Directive:
Look for the line containing "OCR this image." in the listing below. Retype that line and every subsequent line through the last one, and only those.
____ Entries provided
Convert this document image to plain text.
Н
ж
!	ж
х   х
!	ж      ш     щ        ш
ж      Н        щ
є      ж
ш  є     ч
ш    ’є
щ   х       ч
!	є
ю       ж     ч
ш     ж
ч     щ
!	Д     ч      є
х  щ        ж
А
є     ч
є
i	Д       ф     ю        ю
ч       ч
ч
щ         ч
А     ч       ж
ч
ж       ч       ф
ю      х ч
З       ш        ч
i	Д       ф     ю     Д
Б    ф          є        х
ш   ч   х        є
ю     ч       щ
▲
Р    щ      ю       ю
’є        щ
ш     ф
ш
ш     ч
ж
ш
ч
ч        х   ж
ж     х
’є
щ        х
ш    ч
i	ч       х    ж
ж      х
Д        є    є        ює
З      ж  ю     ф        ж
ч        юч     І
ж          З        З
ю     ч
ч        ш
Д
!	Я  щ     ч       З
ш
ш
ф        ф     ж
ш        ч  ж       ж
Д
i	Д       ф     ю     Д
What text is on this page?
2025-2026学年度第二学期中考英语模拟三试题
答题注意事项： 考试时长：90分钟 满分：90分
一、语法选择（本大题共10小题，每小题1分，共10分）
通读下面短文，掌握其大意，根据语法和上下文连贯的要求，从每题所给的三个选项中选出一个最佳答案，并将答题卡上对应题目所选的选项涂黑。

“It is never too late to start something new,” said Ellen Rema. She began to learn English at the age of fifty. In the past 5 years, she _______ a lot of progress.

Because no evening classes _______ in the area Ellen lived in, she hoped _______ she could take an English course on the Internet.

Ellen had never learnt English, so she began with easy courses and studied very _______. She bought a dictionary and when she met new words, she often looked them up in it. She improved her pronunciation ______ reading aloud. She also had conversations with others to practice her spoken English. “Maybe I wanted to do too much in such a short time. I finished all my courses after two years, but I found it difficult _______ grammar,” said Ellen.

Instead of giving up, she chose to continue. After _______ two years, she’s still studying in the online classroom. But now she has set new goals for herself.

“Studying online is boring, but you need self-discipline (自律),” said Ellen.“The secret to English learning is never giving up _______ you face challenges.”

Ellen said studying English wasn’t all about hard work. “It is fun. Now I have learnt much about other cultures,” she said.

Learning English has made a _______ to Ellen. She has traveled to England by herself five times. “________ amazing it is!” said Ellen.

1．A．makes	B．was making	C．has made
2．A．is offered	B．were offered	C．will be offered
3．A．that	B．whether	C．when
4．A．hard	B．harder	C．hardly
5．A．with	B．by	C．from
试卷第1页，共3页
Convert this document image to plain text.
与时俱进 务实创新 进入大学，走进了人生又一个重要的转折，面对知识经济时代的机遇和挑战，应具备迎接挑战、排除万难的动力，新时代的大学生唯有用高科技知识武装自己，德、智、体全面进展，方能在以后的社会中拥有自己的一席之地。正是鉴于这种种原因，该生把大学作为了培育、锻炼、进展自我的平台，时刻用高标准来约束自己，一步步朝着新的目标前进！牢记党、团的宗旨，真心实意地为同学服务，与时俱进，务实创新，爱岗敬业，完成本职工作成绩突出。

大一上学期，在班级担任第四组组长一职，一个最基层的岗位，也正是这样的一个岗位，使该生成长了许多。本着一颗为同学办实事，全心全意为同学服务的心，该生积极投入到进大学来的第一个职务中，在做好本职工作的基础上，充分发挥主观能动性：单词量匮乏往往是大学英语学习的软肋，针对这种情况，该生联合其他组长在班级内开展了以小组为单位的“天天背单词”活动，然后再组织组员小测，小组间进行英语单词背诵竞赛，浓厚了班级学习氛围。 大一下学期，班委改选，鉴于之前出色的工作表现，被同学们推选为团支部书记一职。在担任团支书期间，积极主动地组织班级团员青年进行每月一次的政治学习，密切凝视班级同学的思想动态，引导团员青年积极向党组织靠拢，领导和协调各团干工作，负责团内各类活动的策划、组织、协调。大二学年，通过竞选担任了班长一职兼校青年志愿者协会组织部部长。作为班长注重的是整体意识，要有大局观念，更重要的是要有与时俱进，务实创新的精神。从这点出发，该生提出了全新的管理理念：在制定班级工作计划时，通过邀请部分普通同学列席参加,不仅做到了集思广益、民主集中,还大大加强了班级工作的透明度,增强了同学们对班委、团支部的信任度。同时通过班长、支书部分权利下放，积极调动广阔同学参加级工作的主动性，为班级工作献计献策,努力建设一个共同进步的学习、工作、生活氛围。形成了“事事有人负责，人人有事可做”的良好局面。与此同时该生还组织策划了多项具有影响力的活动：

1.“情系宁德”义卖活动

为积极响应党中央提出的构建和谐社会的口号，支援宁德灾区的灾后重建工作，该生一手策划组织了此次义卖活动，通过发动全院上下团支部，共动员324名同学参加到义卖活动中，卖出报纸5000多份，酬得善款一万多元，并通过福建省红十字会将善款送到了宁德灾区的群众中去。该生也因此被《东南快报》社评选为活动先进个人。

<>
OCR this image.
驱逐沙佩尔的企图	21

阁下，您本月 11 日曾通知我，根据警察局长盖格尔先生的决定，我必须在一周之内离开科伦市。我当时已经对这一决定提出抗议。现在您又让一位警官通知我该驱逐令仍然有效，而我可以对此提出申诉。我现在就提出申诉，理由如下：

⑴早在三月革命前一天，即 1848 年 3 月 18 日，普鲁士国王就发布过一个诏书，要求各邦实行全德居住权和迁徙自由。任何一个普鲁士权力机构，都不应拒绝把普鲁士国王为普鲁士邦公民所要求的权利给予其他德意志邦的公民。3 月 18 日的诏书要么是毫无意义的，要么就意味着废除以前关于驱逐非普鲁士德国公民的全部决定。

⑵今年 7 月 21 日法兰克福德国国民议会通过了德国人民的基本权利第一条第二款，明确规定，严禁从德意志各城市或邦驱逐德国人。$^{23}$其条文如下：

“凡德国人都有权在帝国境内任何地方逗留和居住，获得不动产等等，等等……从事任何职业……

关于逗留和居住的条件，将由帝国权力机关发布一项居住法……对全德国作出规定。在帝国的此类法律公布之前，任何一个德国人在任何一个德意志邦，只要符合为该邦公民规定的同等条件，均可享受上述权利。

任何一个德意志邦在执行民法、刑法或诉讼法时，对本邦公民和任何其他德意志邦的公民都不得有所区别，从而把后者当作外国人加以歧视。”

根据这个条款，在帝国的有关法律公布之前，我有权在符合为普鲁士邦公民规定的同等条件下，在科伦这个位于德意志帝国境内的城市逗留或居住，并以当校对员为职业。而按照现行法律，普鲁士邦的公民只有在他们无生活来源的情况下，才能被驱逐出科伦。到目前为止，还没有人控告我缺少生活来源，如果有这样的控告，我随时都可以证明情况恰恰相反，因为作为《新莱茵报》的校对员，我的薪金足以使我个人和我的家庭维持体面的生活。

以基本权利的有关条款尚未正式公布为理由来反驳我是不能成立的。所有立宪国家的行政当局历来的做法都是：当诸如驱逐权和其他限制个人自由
________
Answer for the task:
OCR this image.
驱逐沙佩尔的企图	21

阁下，您本月 11 日曾通知我，根据警察局长盖格尔先生的决定，我必须在一周之内离开科伦市。我当时已经对这一决定提出抗议。现在您又让一位警官通知我该驱逐令仍然有效，而我可以对此提出申诉。我现在就提出申诉，理由如下：

⑴早在三月革命前一天，即 1848 年 3 月 18 日，普鲁士国王就发布过一个诏书，要求各邦实行全德居住权和迁徙自由。任何一个普鲁士权力机构，都不应拒绝把普鲁士国王为普鲁士邦公民所要求的权利给予其他德意志邦的公民。3 月 18 日的诏书要么是毫无意义的，要么就意味着废除以前关于驱逐非普鲁士德国公民的全部决定。

⑵今年 7 月 21 日法兰克福德国国民议会通过了德国人民的基本权利第一条第二款，明确规定，严禁从德意志各城市或邦驱逐德国人。$^{23}$其条文如下：

“凡德国人都有权在帝国境内任何地方逗留和居住，获得不动产等等，等等……从事任何职业……

关于逗留和居住的条件，将由帝国权力机关发布一项居住法……对全德国作出规定。在帝国的此类法律公布之前，任何一个德国人在任何一个德意志邦，只要符合为该邦公民规定的同等条件，均可享受上述权利。

任何一个德意志邦在执行民法、刑法或诉讼法时，对本邦公民和任何其他德意志邦的公民都不得有所区别，从而把后者当作外国人加以歧视。”

根据这个条款，在帝国的有关法律公布之前，我有权在符合为普鲁士邦公民规定的同等条件下，在科伦这个位于德意志帝国境内的城市逗留或居住，并以当校对员为职业。而按照现行法律，普鲁士邦的公民只有在他们无生活来源的情况下，才能被驱逐出科伦。到目前为止，还没有人控告我缺少生活来源，如果有这样的控告，我随时都可以证明情况恰恰相反，因为作为《新莱茵报》的校对员，我的薪金足以使我个人和我的家庭维持体面的生活。

以基本权利的有关条款尚未正式公布为理由来反驳我是不能成立的。所有立宪国家的行政当局历来的做法都是：当诸如驱逐权和其他限制个人自由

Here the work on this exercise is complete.